» Requirements
Reproduce all entries precisely as they are written.

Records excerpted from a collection
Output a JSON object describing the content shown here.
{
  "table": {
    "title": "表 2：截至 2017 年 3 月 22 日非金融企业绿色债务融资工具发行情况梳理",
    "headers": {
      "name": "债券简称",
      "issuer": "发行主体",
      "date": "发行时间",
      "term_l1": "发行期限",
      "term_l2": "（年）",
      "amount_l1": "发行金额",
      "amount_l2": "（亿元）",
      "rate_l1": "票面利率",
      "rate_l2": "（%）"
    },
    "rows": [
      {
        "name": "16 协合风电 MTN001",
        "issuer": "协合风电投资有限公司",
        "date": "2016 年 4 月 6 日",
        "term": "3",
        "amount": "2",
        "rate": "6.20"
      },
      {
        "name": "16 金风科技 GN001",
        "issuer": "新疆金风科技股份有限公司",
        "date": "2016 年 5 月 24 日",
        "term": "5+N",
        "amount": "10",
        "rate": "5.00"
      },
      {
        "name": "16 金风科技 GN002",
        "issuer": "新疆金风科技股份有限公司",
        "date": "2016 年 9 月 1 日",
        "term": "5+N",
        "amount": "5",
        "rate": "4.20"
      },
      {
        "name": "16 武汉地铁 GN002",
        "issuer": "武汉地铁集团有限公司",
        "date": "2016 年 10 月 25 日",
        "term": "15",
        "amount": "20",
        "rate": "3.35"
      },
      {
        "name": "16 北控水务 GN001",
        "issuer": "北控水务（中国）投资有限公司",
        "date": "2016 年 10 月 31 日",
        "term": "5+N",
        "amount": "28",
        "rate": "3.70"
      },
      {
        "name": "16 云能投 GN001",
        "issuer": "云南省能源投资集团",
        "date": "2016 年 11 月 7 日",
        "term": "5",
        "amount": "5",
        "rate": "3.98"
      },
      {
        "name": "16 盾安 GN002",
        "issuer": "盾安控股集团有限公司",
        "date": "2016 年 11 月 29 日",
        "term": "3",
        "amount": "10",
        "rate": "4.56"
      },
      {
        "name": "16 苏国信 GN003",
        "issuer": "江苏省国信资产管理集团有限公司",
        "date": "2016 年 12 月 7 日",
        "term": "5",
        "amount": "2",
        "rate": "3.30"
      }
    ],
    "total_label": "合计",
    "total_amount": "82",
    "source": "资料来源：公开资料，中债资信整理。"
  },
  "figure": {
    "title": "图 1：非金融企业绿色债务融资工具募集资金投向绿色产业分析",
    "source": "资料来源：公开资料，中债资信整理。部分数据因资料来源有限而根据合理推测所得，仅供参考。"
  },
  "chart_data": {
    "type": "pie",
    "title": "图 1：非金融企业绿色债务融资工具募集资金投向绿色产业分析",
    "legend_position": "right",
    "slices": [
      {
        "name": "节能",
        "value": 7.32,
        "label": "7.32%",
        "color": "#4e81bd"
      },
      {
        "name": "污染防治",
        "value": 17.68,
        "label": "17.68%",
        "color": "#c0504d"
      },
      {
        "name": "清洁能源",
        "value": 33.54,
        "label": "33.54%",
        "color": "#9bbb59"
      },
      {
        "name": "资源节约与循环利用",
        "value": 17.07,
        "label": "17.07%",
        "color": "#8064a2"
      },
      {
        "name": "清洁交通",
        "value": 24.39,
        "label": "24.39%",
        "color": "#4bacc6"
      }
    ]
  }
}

» Full solution
Output a JSON object describing the content shown here.
{
  "table": {
    "title": "表 2：截至 2017 年 3 月 22 日非金融企业绿色债务融资工具发行情况梳理",
    "headers": {
      "name": "债券简称",
      "issuer": "发行主体",
      "date": "发行时间",
      "term_l1": "发行期限",
      "term_l2": "（年）",
      "amount_l1": "发行金额",
      "amount_l2": "（亿元）",
      "rate_l1": "票面利率",
      "rate_l2": "（%）"
    },
    "rows": [
      {
        "name": "16 协合风电 MTN001",
        "issuer": "协合风电投资有限公司",
        "date": "2016 年 4 月 6 日",
        "term": "3",
        "amount": "2",
        "rate": "6.20"
      },
      {
        "name": "16 金风科技 GN001",
        "issuer": "新疆金风科技股份有限公司",
        "date": "2016 年 5 月 24 日",
        "term": "5+N",
        "amount": "10",
        "rate": "5.00"
      },
      {
        "name": "16 金风科技 GN002",
        "issuer": "新疆金风科技股份有限公司",
        "date": "2016 年 9 月 1 日",
        "term": "5+N",
        "amount": "5",
        "rate": "4.20"
      },
      {
        "name": "16 武汉地铁 GN002",
        "issuer": "武汉地铁集团有限公司",
        "date": "2016 年 10 月 25 日",
        "term": "15",
        "amount": "20",
        "rate": "3.35"
      },
      {
        "name": "16 北控水务 GN001",
        "issuer": "北控水务（中国）投资有限公司",
        "date": "2016 年 10 月 31 日",
        "term": "5+N",
        "amount": "28",
        "rate": "3.70"
      },
      {
        "name": "16 云能投 GN001",
        "issuer": "云南省能源投资集团",
        "date": "2016 年 11 月 7 日",
        "term": "5",
        "amount": "5",
        "rate": "3.98"
      },
      {
        "name": "16 盾安 GN002",
        "issuer": "盾安控股集团有限公司",
        "date": "2016 年 11 月 29 日",
        "term": "3",
        "amount": "10",
        "rate": "4.56"
      },
      {
        "name": "16 苏国信 GN003",
        "issuer": "江苏省国信资产管理集团有限公司",
        "date": "2016 年 12 月 7 日",
        "term": "5",
        "amount": "2",
        "rate": "3.30"
      }
    ],
    "total_label": "合计",
    "total_amount": "82",
    "source": "资料来源：公开资料，中债资信整理。"
  },
  "figure": {
    "title": "图 1：非金融企业绿色债务融资工具募集资金投向绿色产业分析",
    "source": "资料来源：公开资料，中债资信整理。部分数据因资料来源有限而根据合理推测所得，仅供参考。"
  },
  "chart_data": {
    "type": "pie",
    "title": "图 1：非金融企业绿色债务融资工具募集资金投向绿色产业分析",
    "legend_position": "right",
    "slices": [
      {
        "name": "节能",
        "value": 7.32,
        "label": "7.32%",
        "color": "#4e81bd"
      },
      {
        "name": "污染防治",
        "value": 17.68,
        "label": "17.68%",
        "color": "#c0504d"
      },
      {
        "name": "清洁能源",
        "value": 33.54,
        "label": "33.54%",
        "color": "#9bbb59"
      },
      {
        "name": "资源节约与循环利用",
        "value": 17.07,
        "label": "17.07%",
        "color": "#8064a2"
      },
      {
        "name": "清洁交通",
        "value": 24.39,
        "label": "24.39%",
        "color": "#4bacc6"
      }
    ]
  }
}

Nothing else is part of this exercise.